INPUT DATA →
— Begin —

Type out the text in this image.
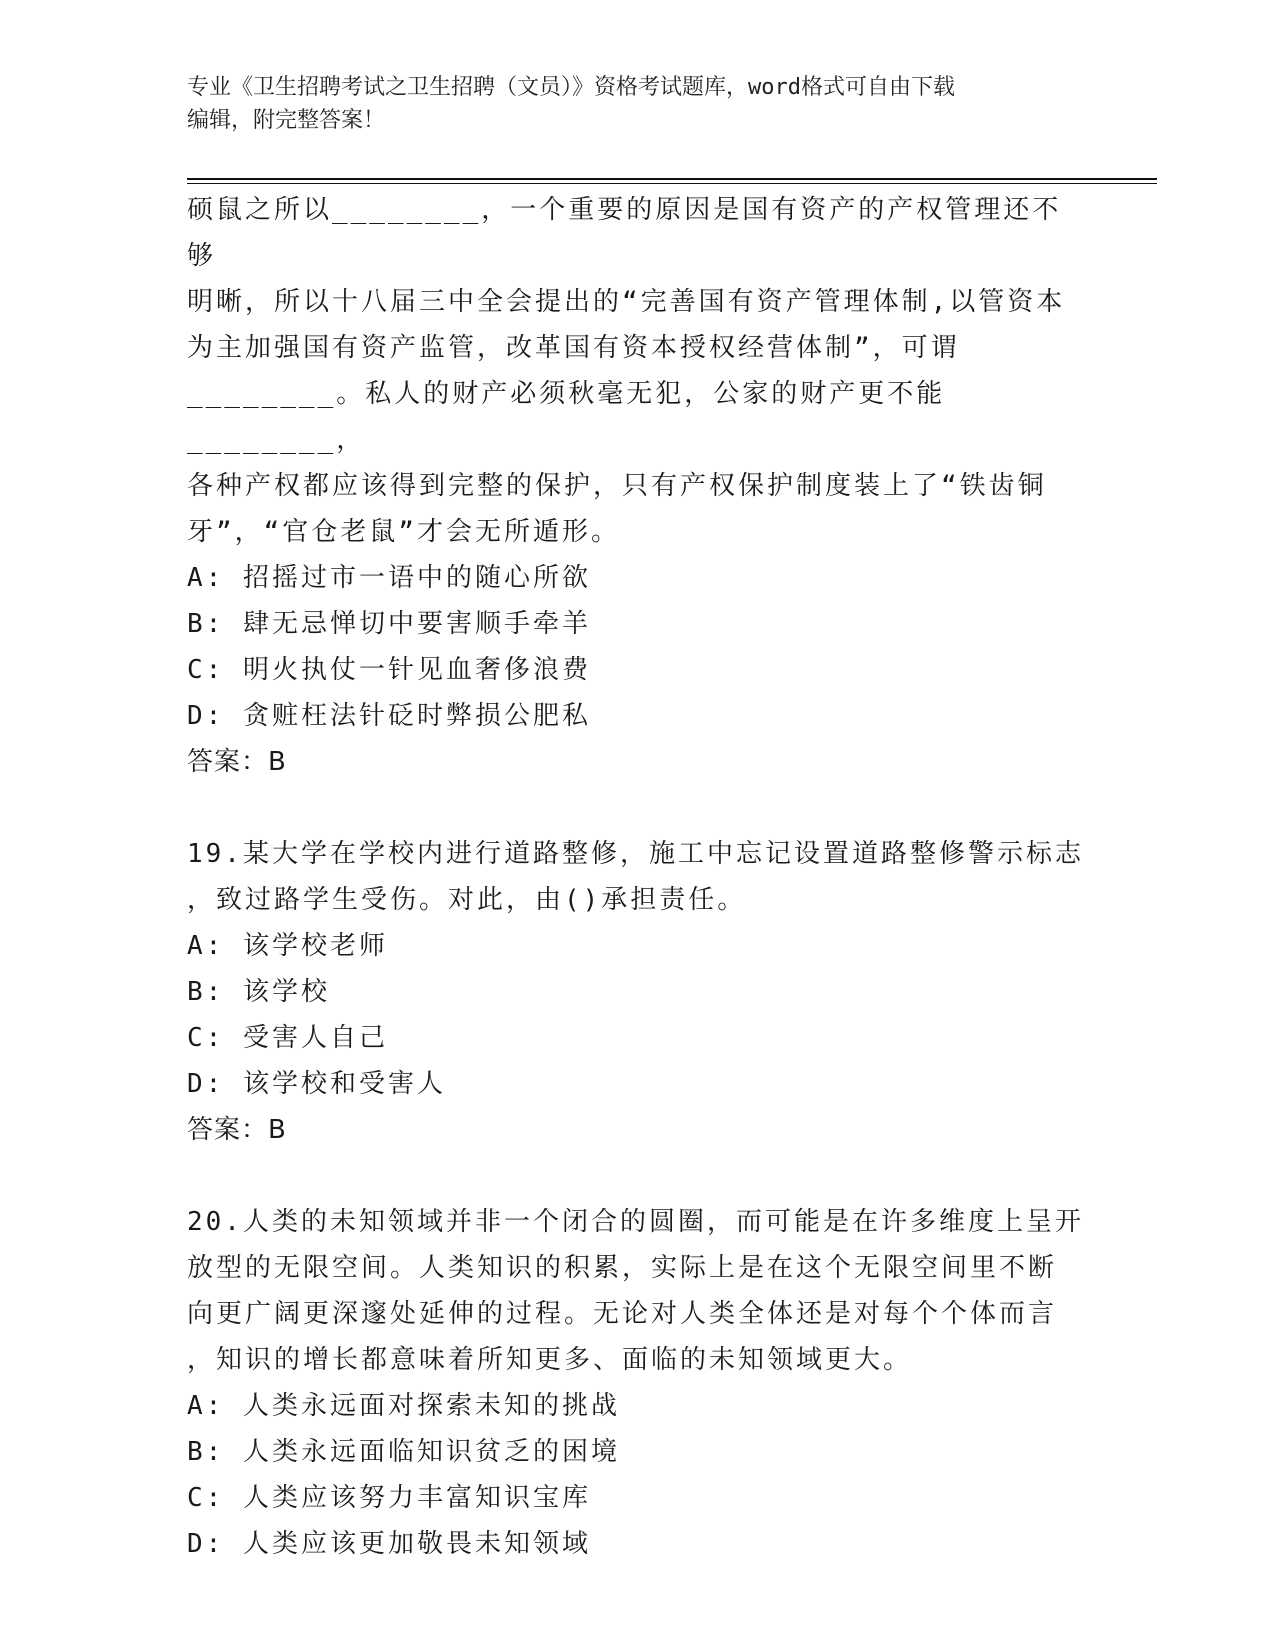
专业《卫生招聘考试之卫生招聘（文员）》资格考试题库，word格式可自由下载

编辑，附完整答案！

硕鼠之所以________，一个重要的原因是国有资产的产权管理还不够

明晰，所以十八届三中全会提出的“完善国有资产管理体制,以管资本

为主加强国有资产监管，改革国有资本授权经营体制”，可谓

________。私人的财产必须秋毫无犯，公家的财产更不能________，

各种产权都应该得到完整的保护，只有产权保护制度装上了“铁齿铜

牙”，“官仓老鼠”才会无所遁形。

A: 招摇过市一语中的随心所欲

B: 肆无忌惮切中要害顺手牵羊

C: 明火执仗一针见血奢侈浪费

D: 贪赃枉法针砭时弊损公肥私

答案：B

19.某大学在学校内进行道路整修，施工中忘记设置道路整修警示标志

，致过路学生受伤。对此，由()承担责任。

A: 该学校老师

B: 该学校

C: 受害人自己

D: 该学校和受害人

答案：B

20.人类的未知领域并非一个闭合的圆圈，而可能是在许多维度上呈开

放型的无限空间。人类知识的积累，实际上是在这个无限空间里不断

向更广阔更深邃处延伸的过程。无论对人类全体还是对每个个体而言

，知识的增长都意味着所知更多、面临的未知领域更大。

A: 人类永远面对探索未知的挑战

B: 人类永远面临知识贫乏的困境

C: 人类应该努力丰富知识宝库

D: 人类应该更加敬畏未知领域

— End —

Each record must be quoted in full and exactly. Do not include the pictures.

Type out the text in this image.
专业《卫生招聘考试之卫生招聘（文员）》资格考试题库，word格式可自由下载

编辑，附完整答案！

硕鼠之所以________，一个重要的原因是国有资产的产权管理还不够

明晰，所以十八届三中全会提出的“完善国有资产管理体制,以管资本

为主加强国有资产监管，改革国有资本授权经营体制”，可谓

________。私人的财产必须秋毫无犯，公家的财产更不能________，

各种产权都应该得到完整的保护，只有产权保护制度装上了“铁齿铜

牙”，“官仓老鼠”才会无所遁形。

A: 招摇过市一语中的随心所欲

B: 肆无忌惮切中要害顺手牵羊

C: 明火执仗一针见血奢侈浪费

D: 贪赃枉法针砭时弊损公肥私

答案：B

19.某大学在学校内进行道路整修，施工中忘记设置道路整修警示标志

，致过路学生受伤。对此，由()承担责任。

A: 该学校老师

B: 该学校

C: 受害人自己

D: 该学校和受害人

答案：B

20.人类的未知领域并非一个闭合的圆圈，而可能是在许多维度上呈开

放型的无限空间。人类知识的积累，实际上是在这个无限空间里不断

向更广阔更深邃处延伸的过程。无论对人类全体还是对每个个体而言

，知识的增长都意味着所知更多、面临的未知领域更大。

A: 人类永远面对探索未知的挑战

B: 人类永远面临知识贫乏的困境

C: 人类应该努力丰富知识宝库

D: 人类应该更加敬畏未知领域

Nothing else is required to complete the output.